## RECORDS TO PROCESS:

━━━━━━━━━━

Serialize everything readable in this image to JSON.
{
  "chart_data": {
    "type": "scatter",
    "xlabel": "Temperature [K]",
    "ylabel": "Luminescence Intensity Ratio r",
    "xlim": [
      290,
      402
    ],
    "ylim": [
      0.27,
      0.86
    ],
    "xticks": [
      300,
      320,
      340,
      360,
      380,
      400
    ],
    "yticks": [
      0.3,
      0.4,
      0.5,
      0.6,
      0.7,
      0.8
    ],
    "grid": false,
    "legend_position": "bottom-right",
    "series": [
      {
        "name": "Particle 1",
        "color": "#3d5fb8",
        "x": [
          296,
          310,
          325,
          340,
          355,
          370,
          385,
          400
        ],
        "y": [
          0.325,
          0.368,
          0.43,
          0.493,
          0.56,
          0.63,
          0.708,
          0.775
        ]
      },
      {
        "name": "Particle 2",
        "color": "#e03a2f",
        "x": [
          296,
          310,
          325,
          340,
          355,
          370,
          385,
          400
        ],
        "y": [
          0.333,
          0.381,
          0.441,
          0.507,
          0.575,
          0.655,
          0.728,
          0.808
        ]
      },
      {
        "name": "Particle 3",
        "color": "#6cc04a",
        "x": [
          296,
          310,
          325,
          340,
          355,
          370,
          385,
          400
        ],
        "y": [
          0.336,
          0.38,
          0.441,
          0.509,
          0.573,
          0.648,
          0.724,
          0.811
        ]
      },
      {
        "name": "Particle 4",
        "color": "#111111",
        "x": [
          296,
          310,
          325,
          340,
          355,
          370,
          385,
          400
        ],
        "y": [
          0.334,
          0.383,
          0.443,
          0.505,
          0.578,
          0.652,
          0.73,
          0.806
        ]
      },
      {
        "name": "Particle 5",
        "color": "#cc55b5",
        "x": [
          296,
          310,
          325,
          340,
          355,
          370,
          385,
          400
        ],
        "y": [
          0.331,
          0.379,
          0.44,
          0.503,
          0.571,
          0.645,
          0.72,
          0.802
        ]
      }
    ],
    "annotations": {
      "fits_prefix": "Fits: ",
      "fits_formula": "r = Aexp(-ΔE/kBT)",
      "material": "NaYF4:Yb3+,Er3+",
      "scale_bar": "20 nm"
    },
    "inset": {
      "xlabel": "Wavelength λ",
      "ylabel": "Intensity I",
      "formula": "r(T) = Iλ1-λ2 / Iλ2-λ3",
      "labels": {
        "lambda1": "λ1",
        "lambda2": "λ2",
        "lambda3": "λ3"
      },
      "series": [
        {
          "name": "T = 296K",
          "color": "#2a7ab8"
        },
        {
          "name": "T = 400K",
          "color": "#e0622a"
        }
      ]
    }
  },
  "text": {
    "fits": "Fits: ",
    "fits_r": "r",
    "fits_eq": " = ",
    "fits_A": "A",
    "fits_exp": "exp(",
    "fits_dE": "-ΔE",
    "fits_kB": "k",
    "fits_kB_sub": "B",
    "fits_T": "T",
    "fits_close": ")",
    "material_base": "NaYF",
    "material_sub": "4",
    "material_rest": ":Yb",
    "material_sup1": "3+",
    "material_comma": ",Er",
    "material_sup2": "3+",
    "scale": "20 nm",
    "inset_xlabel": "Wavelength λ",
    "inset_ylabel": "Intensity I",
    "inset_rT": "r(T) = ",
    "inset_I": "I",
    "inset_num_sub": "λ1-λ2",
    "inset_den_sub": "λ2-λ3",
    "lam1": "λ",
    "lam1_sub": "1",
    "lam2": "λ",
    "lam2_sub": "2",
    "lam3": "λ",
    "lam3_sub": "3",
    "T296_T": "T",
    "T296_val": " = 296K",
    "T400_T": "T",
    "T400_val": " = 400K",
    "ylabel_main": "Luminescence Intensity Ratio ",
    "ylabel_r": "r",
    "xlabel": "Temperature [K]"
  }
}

━━━━━━━━━━

## REQUIRED TASK:
Reproduce each record exactly, leaving nothing out.

## TASK ANSWER:
Serialize everything readable in this image to JSON.
{
  "chart_data": {
    "type": "scatter",
    "xlabel": "Temperature [K]",
    "ylabel": "Luminescence Intensity Ratio r",
    "xlim": [
      290,
      402
    ],
    "ylim": [
      0.27,
      0.86
    ],
    "xticks": [
      300,
      320,
      340,
      360,
      380,
      400
    ],
    "yticks": [
      0.3,
      0.4,
      0.5,
      0.6,
      0.7,
      0.8
    ],
    "grid": false,
    "legend_position": "bottom-right",
    "series": [
      {
        "name": "Particle 1",
        "color": "#3d5fb8",
        "x": [
          296,
          310,
          325,
          340,
          355,
          370,
          385,
          400
        ],
        "y": [
          0.325,
          0.368,
          0.43,
          0.493,
          0.56,
          0.63,
          0.708,
          0.775
        ]
      },
      {
        "name": "Particle 2",
        "color": "#e03a2f",
        "x": [
          296,
          310,
          325,
          340,
          355,
          370,
          385,
          400
        ],
        "y": [
          0.333,
          0.381,
          0.441,
          0.507,
          0.575,
          0.655,
          0.728,
          0.808
        ]
      },
      {
        "name": "Particle 3",
        "color": "#6cc04a",
        "x": [
          296,
          310,
          325,
          340,
          355,
          370,
          385,
          400
        ],
        "y": [
          0.336,
          0.38,
          0.441,
          0.509,
          0.573,
          0.648,
          0.724,
          0.811
        ]
      },
      {
        "name": "Particle 4",
        "color": "#111111",
        "x": [
          296,
          310,
          325,
          340,
          355,
          370,
          385,
          400
        ],
        "y": [
          0.334,
          0.383,
          0.443,
          0.505,
          0.578,
          0.652,
          0.73,
          0.806
        ]
      },
      {
        "name": "Particle 5",
        "color": "#cc55b5",
        "x": [
          296,
          310,
          325,
          340,
          355,
          370,
          385,
          400
        ],
        "y": [
          0.331,
          0.379,
          0.44,
          0.503,
          0.571,
          0.645,
          0.72,
          0.802
        ]
      }
    ],
    "annotations": {
      "fits_prefix": "Fits: ",
      "fits_formula": "r = Aexp(-ΔE/kBT)",
      "material": "NaYF4:Yb3+,Er3+",
      "scale_bar": "20 nm"
    },
    "inset": {
      "xlabel": "Wavelength λ",
      "ylabel": "Intensity I",
      "formula": "r(T) = Iλ1-λ2 / Iλ2-λ3",
      "labels": {
        "lambda1": "λ1",
        "lambda2": "λ2",
        "lambda3": "λ3"
      },
      "series": [
        {
          "name": "T = 296K",
          "color": "#2a7ab8"
        },
        {
          "name": "T = 400K",
          "color": "#e0622a"
        }
      ]
    }
  },
  "text": {
    "fits": "Fits: ",
    "fits_r": "r",
    "fits_eq": " = ",
    "fits_A": "A",
    "fits_exp": "exp(",
    "fits_dE": "-ΔE",
    "fits_kB": "k",
    "fits_kB_sub": "B",
    "fits_T": "T",
    "fits_close": ")",
    "material_base": "NaYF",
    "material_sub": "4",
    "material_rest": ":Yb",
    "material_sup1": "3+",
    "material_comma": ",Er",
    "material_sup2": "3+",
    "scale": "20 nm",
    "inset_xlabel": "Wavelength λ",
    "inset_ylabel": "Intensity I",
    "inset_rT": "r(T) = ",
    "inset_I": "I",
    "inset_num_sub": "λ1-λ2",
    "inset_den_sub": "λ2-λ3",
    "lam1": "λ",
    "lam1_sub": "1",
    "lam2": "λ",
    "lam2_sub": "2",
    "lam3": "λ",
    "lam3_sub": "3",
    "T296_T": "T",
    "T296_val": " = 296K",
    "T400_T": "T",
    "T400_val": " = 400K",
    "ylabel_main": "Luminescence Intensity Ratio ",
    "ylabel_r": "r",
    "xlabel": "Temperature [K]"
  }
}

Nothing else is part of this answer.